WHAT YOU NEED TO DO:
Give the number of lines in this listing that contain "реке", with no other words.

** BEGIN GIVEN DATA **

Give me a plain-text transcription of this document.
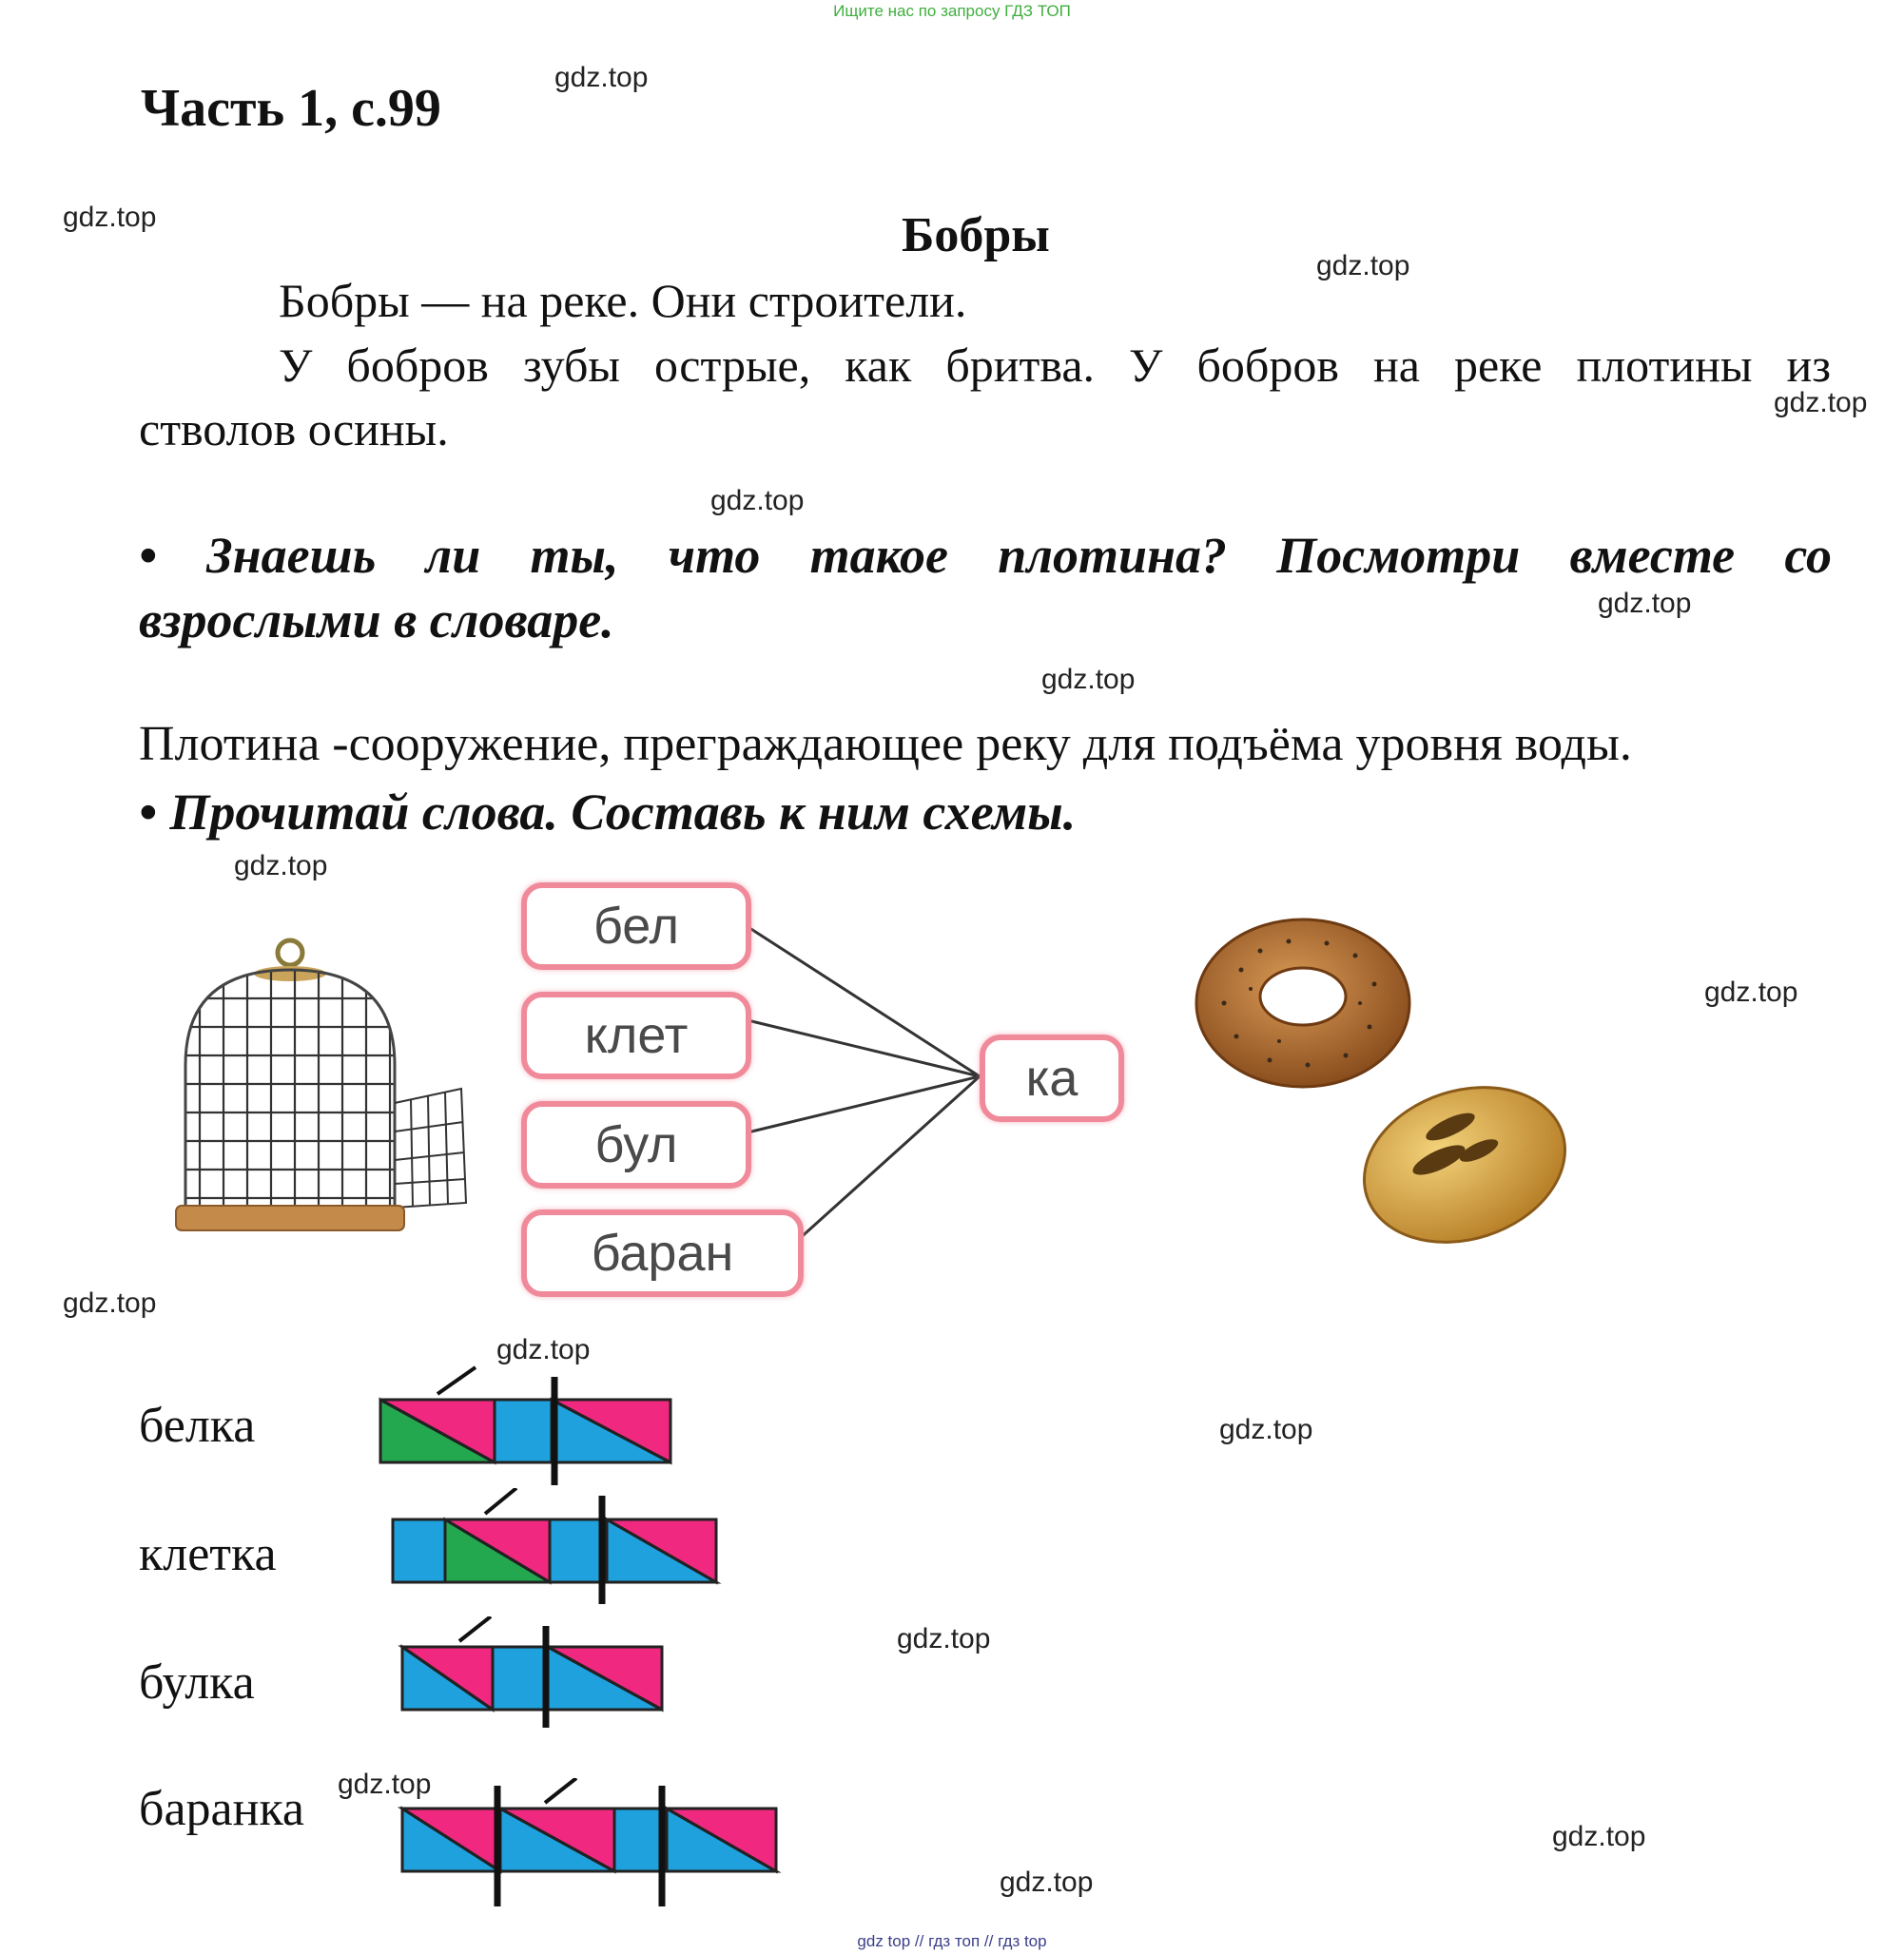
Ищите нас по запросу ГДЗ ТОП
Часть 1, с.99
Бобры
Бобры — на реке. Они строители.
У бобров зубы острые, как бритва. У бобров на реке плотины из
стволов осины.
• Знаешь ли ты, что такое плотина? Посмотри вместе со
взрослыми в словаре.
Плотина -сооружение, преграждающее реку для подъёма уровня воды.
• Прочитай слова. Составь к ним схемы.
бел
клет
бул
баран
ка
белка
клетка
булка
баранка
gdz.top
gdz.top
gdz.top
gdz.top
gdz.top
gdz.top
gdz.top
gdz.top
gdz.top
gdz.top
gdz.top
gdz.top
gdz.top
gdz.top
gdz.top
gdz.top
gdz top // гдз топ // гдз top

** END GIVEN DATA **

FULL ANSWER:
2